## START Records provided
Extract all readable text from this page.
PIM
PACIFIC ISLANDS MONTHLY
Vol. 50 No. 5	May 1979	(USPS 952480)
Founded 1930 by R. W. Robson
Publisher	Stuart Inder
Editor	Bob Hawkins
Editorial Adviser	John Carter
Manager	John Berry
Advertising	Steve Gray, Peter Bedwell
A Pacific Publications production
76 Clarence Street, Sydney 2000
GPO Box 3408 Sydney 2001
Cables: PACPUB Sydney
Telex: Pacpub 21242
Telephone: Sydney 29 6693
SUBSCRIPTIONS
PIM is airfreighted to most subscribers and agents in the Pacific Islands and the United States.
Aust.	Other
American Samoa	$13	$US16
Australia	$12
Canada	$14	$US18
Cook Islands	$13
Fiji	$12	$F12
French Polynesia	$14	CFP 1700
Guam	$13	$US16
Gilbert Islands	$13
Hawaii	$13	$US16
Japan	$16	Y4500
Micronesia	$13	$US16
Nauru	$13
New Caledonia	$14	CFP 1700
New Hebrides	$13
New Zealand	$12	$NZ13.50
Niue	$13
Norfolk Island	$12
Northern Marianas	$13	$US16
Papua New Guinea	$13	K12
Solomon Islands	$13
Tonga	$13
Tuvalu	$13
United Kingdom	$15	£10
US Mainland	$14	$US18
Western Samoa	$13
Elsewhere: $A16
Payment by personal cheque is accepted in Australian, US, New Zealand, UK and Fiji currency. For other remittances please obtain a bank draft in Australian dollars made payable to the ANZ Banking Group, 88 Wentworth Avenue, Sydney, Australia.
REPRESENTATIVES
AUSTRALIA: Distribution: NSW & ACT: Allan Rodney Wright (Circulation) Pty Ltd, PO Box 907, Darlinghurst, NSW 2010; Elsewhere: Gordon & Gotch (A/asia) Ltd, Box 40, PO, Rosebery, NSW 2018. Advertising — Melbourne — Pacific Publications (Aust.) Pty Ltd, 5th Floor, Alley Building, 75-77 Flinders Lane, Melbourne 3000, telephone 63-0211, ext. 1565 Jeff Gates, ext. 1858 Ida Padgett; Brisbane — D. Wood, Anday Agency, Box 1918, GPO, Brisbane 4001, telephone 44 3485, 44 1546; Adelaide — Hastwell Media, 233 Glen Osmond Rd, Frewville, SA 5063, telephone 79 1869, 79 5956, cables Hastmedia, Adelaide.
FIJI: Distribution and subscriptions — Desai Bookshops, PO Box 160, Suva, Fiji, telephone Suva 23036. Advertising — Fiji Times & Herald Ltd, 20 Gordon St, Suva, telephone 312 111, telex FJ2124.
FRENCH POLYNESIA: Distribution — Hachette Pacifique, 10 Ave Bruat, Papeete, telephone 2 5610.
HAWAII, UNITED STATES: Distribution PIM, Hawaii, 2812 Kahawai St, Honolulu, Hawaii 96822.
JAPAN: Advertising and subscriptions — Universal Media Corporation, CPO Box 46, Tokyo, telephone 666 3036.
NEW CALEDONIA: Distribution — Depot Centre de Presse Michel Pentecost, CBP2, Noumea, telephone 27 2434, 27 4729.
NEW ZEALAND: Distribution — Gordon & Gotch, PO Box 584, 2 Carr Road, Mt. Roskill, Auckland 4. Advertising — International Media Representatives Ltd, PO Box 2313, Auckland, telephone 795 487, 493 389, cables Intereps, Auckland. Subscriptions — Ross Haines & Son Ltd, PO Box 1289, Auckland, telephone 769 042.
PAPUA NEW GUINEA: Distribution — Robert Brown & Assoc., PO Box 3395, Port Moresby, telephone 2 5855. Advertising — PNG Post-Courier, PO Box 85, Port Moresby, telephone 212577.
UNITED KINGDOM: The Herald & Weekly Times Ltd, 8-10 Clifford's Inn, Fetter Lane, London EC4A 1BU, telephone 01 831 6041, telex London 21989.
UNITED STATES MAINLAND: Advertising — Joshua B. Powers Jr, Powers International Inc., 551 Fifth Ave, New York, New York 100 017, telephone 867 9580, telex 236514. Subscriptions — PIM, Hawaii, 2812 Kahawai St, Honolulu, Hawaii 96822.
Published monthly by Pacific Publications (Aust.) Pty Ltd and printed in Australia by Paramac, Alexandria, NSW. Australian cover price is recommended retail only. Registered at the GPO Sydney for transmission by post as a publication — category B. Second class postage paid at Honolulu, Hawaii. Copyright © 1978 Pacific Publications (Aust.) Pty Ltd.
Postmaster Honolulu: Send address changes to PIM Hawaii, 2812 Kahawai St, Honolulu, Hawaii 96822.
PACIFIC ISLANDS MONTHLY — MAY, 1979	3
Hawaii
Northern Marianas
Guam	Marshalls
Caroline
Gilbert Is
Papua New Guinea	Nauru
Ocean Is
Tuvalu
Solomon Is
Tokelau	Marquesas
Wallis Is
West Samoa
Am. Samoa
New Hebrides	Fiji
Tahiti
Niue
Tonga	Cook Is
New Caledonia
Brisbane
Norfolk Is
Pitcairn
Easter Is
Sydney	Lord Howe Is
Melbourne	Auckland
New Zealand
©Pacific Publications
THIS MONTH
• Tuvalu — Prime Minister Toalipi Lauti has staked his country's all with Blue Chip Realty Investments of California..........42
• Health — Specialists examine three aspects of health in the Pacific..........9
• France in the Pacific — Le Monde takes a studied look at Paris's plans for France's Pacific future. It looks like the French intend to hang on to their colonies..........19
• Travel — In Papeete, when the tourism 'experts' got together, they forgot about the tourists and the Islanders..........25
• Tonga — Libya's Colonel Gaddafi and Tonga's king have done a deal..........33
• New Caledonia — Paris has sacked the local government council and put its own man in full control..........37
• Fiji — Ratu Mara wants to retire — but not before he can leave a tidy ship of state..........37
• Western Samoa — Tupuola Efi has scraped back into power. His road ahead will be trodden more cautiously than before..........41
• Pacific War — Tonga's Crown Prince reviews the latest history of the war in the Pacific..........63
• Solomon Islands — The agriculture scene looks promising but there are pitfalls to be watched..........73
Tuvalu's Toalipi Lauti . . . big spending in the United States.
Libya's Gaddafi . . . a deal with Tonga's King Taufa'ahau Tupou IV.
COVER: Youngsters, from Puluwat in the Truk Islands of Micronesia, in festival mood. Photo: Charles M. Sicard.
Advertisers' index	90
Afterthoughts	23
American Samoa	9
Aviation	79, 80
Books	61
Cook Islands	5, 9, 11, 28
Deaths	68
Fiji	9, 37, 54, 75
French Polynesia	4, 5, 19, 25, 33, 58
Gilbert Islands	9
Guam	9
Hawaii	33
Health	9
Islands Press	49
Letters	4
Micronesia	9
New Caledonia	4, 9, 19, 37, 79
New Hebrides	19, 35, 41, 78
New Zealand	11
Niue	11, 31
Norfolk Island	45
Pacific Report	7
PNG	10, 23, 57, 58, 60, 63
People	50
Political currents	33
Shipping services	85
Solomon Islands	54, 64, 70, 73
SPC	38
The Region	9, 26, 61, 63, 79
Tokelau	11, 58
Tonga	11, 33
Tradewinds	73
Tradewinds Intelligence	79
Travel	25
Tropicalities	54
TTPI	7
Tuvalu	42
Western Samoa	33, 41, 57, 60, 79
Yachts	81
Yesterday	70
## END Records provided
Problem to solve:
Collect every line from the records above that contains the word "Gilbert".

Completed exercise:
Gilbert Islands	$13
Gilbert Is
Gilbert Islands	9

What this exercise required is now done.